> **Short exercise**
Identify each line below that contains the word "document", and copy it out.

——————————

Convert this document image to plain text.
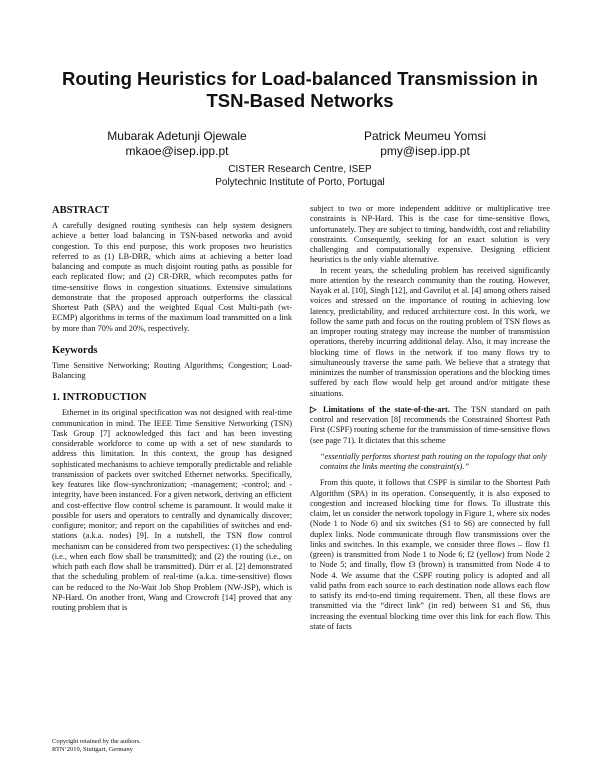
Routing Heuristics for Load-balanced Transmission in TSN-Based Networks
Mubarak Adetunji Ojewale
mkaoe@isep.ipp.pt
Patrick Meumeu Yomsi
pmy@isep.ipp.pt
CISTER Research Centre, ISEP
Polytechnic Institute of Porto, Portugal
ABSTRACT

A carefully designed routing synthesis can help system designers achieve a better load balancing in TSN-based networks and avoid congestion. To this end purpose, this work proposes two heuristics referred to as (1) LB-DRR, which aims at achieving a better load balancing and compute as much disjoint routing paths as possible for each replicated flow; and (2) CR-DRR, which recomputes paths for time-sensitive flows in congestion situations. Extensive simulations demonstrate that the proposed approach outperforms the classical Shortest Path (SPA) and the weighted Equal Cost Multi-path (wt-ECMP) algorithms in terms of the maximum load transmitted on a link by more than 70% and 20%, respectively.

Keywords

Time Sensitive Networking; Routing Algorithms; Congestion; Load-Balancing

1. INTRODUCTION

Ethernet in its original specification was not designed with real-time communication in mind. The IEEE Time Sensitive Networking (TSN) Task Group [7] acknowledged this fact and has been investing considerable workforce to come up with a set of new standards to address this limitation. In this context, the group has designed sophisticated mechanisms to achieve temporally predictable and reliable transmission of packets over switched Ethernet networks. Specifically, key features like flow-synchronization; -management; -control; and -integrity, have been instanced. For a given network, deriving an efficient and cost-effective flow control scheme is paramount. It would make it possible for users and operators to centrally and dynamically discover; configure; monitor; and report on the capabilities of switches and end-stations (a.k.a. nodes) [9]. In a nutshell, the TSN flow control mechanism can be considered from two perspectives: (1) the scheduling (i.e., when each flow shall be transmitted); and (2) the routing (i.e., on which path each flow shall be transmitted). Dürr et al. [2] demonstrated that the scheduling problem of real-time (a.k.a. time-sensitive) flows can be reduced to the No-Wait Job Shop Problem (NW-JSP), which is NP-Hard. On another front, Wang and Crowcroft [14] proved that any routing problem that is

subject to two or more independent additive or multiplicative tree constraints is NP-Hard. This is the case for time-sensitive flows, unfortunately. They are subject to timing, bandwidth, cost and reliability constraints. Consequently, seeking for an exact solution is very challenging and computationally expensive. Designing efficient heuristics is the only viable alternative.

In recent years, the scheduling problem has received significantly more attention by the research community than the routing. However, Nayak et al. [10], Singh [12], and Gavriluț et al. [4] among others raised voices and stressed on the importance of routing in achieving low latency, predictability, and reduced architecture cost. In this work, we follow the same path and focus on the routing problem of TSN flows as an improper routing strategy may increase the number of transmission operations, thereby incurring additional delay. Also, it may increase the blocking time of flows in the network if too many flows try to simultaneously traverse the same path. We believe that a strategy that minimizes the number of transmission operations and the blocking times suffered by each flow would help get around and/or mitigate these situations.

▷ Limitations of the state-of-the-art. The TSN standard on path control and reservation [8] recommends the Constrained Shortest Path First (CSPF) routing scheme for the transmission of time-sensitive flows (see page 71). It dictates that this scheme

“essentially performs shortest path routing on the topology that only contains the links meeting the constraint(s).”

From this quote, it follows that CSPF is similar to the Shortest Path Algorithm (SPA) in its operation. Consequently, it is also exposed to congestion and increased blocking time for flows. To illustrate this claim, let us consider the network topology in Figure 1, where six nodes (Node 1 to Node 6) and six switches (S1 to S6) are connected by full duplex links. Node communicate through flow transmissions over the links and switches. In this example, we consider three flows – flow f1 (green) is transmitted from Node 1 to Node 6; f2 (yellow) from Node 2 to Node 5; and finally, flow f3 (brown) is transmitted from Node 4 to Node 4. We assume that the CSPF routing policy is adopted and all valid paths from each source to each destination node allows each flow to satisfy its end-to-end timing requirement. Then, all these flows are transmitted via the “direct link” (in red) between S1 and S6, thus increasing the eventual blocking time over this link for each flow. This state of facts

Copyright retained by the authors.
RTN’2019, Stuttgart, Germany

——————————

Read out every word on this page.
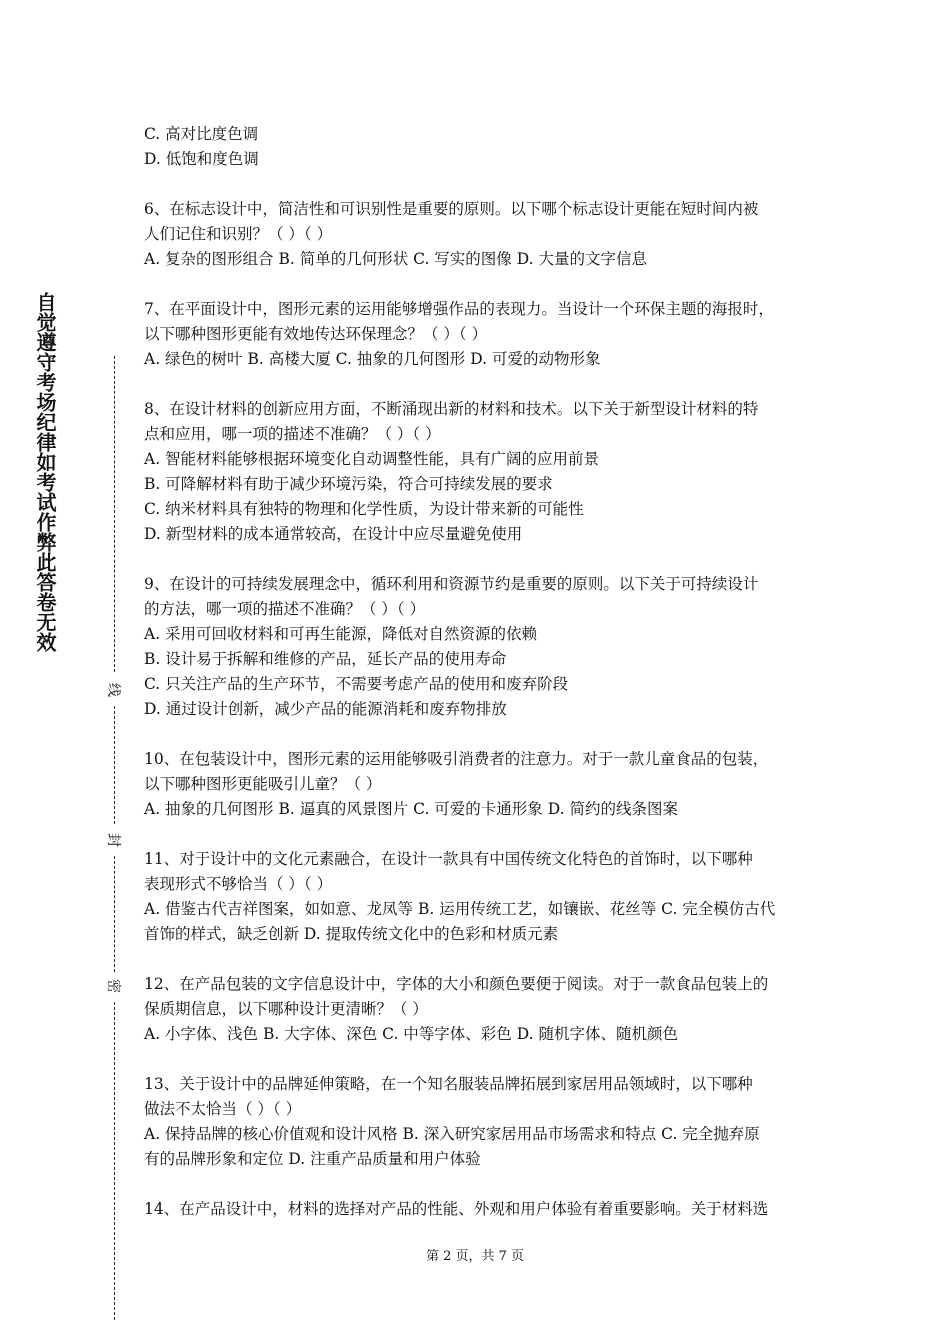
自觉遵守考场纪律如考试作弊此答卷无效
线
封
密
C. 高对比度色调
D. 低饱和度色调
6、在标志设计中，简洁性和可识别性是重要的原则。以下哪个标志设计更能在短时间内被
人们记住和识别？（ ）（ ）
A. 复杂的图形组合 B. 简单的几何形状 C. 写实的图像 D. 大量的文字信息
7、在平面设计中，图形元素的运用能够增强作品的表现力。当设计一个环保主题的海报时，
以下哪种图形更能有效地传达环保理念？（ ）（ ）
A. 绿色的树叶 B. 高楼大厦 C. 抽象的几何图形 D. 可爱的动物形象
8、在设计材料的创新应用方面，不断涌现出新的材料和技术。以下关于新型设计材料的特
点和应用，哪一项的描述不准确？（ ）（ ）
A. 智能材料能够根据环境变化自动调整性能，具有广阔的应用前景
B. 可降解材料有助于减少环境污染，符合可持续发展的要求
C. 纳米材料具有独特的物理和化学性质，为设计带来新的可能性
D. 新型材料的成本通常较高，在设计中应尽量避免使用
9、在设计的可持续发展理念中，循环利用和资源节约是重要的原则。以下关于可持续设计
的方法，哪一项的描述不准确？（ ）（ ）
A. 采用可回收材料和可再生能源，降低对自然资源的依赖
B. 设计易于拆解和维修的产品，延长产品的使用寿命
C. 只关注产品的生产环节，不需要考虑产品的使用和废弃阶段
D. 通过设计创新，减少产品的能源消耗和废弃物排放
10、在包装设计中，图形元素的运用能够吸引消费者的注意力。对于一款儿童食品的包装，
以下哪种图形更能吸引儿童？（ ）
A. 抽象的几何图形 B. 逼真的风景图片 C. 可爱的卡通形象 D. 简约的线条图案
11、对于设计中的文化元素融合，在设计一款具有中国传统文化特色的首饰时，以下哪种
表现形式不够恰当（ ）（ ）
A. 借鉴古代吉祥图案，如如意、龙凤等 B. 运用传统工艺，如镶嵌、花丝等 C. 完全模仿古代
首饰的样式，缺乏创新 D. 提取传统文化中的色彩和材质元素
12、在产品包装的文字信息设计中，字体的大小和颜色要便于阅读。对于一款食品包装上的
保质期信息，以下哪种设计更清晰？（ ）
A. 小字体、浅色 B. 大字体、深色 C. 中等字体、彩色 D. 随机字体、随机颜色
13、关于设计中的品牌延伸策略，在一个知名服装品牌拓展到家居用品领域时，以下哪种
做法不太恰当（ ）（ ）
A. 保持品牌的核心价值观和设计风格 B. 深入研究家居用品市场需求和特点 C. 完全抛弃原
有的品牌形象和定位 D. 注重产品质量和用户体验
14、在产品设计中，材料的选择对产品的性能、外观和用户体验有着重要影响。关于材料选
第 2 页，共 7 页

——————————

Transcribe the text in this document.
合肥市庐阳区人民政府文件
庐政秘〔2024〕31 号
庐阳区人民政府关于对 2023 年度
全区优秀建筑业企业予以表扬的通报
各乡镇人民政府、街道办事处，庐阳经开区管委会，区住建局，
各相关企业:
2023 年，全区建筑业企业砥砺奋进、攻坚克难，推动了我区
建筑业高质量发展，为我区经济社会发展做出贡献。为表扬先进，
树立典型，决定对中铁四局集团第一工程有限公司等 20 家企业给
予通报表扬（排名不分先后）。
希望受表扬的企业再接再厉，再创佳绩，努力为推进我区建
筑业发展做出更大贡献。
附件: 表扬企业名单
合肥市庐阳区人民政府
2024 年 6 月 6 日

——————————

> **Exercise response**
Convert this document image to plain text.
Transcribe the text in this document.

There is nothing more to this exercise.